— start —
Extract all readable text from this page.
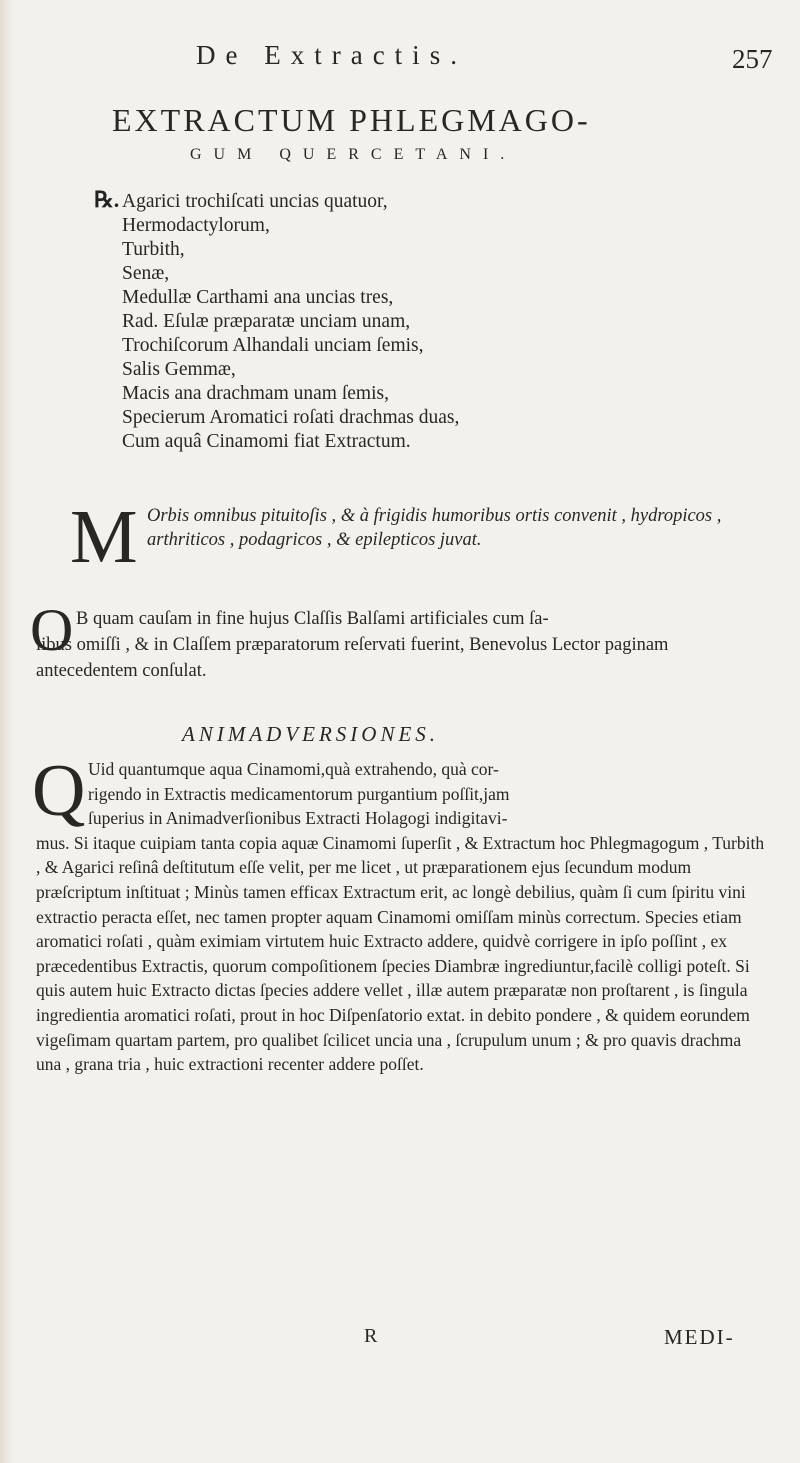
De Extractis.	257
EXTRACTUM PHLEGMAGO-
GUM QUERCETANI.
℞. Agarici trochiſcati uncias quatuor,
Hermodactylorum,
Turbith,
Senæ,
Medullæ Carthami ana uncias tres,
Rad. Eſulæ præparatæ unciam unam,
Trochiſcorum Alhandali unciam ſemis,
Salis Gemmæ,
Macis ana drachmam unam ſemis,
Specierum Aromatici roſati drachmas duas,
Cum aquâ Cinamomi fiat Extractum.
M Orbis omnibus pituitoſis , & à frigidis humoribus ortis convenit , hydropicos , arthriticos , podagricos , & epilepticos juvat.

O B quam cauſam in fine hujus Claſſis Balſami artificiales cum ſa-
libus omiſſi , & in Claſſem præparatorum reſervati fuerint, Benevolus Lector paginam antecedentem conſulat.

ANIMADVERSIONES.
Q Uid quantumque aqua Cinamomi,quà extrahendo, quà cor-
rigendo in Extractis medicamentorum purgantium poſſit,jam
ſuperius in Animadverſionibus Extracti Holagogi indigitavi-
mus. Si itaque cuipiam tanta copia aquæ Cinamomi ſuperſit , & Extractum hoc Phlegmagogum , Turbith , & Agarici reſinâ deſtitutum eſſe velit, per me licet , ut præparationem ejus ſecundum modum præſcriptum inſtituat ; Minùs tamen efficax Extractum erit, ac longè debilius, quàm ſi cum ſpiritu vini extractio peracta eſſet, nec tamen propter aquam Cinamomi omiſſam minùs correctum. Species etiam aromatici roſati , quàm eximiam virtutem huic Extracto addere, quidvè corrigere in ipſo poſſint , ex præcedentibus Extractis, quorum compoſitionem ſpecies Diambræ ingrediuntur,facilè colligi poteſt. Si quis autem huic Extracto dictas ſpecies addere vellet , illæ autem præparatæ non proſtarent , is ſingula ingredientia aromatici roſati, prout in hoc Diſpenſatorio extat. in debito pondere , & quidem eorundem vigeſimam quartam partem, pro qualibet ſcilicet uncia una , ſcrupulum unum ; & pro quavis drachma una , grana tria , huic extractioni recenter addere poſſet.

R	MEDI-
— end —
— start —
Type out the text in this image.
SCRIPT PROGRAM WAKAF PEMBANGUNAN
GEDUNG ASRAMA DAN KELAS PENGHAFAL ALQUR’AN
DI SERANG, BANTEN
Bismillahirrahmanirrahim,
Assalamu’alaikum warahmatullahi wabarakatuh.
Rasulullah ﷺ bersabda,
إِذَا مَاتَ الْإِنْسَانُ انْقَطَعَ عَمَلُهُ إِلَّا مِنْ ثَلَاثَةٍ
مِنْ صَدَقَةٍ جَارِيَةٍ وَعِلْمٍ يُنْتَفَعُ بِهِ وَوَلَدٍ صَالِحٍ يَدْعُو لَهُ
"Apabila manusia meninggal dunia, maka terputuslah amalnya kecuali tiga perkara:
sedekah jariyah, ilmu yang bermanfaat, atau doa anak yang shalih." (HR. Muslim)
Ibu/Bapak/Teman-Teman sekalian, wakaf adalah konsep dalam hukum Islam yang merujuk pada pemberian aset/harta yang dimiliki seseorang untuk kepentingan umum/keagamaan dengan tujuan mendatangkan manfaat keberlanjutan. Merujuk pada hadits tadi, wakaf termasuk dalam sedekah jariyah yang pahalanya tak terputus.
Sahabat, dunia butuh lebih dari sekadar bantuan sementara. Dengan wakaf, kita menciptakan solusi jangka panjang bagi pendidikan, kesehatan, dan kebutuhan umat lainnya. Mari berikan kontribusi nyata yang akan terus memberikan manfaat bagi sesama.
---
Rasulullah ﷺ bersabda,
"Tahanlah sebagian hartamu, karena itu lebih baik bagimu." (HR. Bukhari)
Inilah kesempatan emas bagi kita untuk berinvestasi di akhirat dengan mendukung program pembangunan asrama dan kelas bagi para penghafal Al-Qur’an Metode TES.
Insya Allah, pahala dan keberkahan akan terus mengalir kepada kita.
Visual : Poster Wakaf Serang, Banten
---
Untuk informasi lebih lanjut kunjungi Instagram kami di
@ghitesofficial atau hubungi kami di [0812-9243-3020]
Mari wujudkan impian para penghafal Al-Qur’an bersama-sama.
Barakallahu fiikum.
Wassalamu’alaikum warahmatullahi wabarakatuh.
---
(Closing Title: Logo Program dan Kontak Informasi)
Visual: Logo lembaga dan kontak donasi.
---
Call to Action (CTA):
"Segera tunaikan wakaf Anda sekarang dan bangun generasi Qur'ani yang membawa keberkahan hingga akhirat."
— end —
▶ [THE TASK] Pull out every line of the records that includes the string "yang".

▶ [OUTPUT OF THE TASK]
sedekah jariyah, ilmu yang bermanfaat, atau doa anak yang shalih." (HR. Muslim)
Ibu/Bapak/Teman-Teman sekalian, wakaf adalah konsep dalam hukum Islam yang merujuk pada pemberian aset/harta yang dimiliki seseorang untuk kepentingan umum/keagamaan dengan tujuan mendatangkan manfaat keberlanjutan. Merujuk pada hadits tadi, wakaf termasuk dalam sedekah jariyah yang pahalanya tak terputus.
Sahabat, dunia butuh lebih dari sekadar bantuan sementara. Dengan wakaf, kita menciptakan solusi jangka panjang bagi pendidikan, kesehatan, dan kebutuhan umat lainnya. Mari berikan kontribusi nyata yang akan terus memberikan manfaat bagi sesama.
"Segera tunaikan wakaf Anda sekarang dan bangun generasi Qur'ani yang membawa keberkahan hingga akhirat."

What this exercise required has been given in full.